[Records from a data source]
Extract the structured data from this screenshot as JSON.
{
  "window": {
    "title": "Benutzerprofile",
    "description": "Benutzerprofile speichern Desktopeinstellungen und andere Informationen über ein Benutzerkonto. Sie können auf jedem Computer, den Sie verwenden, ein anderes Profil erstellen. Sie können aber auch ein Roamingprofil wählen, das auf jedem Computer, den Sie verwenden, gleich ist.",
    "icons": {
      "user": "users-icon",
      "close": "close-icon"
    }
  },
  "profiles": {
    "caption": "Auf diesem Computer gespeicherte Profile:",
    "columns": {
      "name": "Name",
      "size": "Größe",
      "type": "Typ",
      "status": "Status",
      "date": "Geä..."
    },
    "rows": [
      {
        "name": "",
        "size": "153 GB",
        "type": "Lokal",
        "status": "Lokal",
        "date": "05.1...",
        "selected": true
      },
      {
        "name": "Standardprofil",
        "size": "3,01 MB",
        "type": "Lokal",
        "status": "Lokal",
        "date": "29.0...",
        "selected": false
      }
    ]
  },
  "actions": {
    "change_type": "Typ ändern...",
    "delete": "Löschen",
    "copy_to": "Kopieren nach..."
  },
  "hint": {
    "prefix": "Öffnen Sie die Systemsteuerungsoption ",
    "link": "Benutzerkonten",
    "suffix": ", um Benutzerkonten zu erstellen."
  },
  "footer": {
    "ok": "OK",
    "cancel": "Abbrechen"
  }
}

WHAT IS NEEDED: Extract the data exactly as given.

ANSWER TO THIS PROBLEM:
Extract the structured data from this screenshot as JSON.
{
  "window": {
    "title": "Benutzerprofile",
    "description": "Benutzerprofile speichern Desktopeinstellungen und andere Informationen über ein Benutzerkonto. Sie können auf jedem Computer, den Sie verwenden, ein anderes Profil erstellen. Sie können aber auch ein Roamingprofil wählen, das auf jedem Computer, den Sie verwenden, gleich ist.",
    "icons": {
      "user": "users-icon",
      "close": "close-icon"
    }
  },
  "profiles": {
    "caption": "Auf diesem Computer gespeicherte Profile:",
    "columns": {
      "name": "Name",
      "size": "Größe",
      "type": "Typ",
      "status": "Status",
      "date": "Geä..."
    },
    "rows": [
      {
        "name": "",
        "size": "153 GB",
        "type": "Lokal",
        "status": "Lokal",
        "date": "05.1...",
        "selected": true
      },
      {
        "name": "Standardprofil",
        "size": "3,01 MB",
        "type": "Lokal",
        "status": "Lokal",
        "date": "29.0...",
        "selected": false
      }
    ]
  },
  "actions": {
    "change_type": "Typ ändern...",
    "delete": "Löschen",
    "copy_to": "Kopieren nach..."
  },
  "hint": {
    "prefix": "Öffnen Sie die Systemsteuerungsoption ",
    "link": "Benutzerkonten",
    "suffix": ", um Benutzerkonten zu erstellen."
  },
  "footer": {
    "ok": "OK",
    "cancel": "Abbrechen"
  }
}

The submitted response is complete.